Figure record extracts:
════════
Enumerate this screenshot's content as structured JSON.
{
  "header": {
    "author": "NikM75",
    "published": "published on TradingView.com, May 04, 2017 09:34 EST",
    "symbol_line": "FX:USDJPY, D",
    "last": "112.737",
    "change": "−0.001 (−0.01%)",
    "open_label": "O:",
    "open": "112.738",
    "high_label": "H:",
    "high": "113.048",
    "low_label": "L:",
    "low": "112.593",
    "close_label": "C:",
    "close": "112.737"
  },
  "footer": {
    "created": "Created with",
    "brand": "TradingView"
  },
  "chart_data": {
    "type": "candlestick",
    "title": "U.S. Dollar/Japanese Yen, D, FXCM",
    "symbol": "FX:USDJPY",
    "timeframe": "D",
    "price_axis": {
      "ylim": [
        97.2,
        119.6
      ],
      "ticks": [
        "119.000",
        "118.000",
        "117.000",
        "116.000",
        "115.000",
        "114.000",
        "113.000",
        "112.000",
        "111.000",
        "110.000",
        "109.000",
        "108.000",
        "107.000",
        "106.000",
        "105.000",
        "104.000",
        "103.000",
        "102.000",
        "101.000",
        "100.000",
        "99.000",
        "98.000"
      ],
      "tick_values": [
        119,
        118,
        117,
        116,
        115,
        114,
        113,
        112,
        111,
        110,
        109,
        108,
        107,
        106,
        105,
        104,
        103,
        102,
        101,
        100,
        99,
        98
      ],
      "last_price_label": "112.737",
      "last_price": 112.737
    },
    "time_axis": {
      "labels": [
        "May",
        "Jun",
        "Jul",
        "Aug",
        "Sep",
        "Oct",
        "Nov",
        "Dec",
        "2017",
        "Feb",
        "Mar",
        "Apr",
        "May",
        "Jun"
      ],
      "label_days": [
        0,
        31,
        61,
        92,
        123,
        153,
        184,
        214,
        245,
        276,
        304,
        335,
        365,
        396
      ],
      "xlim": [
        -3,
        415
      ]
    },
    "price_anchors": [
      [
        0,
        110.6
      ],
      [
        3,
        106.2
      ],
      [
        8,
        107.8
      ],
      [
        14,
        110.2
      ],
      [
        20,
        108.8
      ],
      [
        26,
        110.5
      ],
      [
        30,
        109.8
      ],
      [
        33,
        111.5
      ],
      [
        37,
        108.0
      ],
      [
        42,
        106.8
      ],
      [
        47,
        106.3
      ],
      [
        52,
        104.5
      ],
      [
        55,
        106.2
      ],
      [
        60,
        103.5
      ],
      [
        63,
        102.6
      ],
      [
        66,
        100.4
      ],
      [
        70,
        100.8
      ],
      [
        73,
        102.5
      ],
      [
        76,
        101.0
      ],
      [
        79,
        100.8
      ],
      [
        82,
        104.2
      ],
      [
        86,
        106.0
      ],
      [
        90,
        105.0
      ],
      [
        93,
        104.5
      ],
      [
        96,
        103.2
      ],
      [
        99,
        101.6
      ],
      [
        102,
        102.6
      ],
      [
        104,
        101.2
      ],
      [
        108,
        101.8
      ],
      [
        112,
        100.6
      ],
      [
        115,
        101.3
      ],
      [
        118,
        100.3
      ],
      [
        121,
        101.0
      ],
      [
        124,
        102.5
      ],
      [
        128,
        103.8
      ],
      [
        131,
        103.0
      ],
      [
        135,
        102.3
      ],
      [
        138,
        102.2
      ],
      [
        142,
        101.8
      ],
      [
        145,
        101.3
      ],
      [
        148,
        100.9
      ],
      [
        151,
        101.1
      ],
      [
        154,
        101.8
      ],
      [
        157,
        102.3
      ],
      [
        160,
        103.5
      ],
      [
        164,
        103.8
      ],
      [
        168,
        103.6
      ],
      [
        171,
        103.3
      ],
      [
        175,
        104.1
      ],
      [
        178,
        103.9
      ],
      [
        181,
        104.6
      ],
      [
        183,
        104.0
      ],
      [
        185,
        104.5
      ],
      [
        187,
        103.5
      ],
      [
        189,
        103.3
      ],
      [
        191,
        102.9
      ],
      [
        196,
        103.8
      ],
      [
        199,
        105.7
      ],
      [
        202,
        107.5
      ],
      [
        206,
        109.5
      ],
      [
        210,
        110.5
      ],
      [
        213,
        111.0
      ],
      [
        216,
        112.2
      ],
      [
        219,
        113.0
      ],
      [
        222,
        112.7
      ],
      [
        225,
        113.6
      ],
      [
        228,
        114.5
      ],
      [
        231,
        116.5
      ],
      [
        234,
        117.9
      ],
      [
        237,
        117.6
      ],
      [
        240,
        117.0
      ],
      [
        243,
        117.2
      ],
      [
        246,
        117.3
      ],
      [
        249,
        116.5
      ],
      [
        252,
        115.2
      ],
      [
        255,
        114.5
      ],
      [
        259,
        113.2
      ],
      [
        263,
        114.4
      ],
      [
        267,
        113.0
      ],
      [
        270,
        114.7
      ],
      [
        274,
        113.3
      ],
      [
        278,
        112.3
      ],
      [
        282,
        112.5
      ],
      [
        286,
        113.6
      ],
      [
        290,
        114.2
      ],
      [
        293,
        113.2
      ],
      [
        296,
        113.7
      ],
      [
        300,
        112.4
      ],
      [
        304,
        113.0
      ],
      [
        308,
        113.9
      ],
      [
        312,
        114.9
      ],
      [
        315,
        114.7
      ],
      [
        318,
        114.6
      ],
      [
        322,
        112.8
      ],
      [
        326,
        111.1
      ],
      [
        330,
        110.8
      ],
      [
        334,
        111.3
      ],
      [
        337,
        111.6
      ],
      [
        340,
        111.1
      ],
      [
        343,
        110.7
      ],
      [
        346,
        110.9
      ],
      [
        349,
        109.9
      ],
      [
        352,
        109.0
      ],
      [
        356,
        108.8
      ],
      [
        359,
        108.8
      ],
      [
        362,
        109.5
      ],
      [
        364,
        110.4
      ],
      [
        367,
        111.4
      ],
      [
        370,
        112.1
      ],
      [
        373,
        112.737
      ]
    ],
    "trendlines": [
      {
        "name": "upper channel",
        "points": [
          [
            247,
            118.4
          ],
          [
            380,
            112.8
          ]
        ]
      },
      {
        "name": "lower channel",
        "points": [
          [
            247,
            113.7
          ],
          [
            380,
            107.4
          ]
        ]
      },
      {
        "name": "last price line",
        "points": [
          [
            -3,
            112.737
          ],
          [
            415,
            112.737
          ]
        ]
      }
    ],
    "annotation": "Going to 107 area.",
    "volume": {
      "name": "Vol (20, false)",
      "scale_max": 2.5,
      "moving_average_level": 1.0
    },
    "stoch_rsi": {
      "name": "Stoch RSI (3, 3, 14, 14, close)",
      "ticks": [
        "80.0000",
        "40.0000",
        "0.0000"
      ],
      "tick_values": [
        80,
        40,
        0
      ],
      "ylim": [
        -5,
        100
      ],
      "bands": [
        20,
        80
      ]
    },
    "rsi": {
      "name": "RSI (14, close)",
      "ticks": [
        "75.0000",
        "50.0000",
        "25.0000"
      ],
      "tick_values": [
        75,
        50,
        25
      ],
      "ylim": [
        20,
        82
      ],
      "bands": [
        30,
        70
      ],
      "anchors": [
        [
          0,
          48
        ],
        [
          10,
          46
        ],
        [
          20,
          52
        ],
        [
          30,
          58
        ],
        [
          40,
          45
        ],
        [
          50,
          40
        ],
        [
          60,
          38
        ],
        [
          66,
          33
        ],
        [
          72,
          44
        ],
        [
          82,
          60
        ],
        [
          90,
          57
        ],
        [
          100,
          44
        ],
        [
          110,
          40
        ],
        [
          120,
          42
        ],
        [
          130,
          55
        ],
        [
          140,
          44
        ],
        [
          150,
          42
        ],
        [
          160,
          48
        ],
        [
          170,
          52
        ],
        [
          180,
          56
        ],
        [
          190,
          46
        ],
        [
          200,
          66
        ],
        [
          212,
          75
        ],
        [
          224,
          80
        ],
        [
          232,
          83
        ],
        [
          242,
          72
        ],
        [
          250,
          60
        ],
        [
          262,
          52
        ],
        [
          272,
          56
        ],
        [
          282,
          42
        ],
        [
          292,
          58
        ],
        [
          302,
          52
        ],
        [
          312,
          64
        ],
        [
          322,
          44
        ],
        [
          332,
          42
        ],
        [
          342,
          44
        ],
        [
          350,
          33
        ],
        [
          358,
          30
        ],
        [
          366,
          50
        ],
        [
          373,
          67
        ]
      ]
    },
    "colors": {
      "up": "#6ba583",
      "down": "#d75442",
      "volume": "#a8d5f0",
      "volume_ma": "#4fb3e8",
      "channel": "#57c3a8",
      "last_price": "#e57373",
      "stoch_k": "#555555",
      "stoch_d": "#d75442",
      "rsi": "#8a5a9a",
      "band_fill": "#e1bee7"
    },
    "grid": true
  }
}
════════
◆ Exercise task ◆
Copy all lines of the listing above that contain the string "USDJPY".

◆ Reply to the exercise ◆
    "symbol_line": "FX:USDJPY, D",
    "symbol": "FX:USDJPY",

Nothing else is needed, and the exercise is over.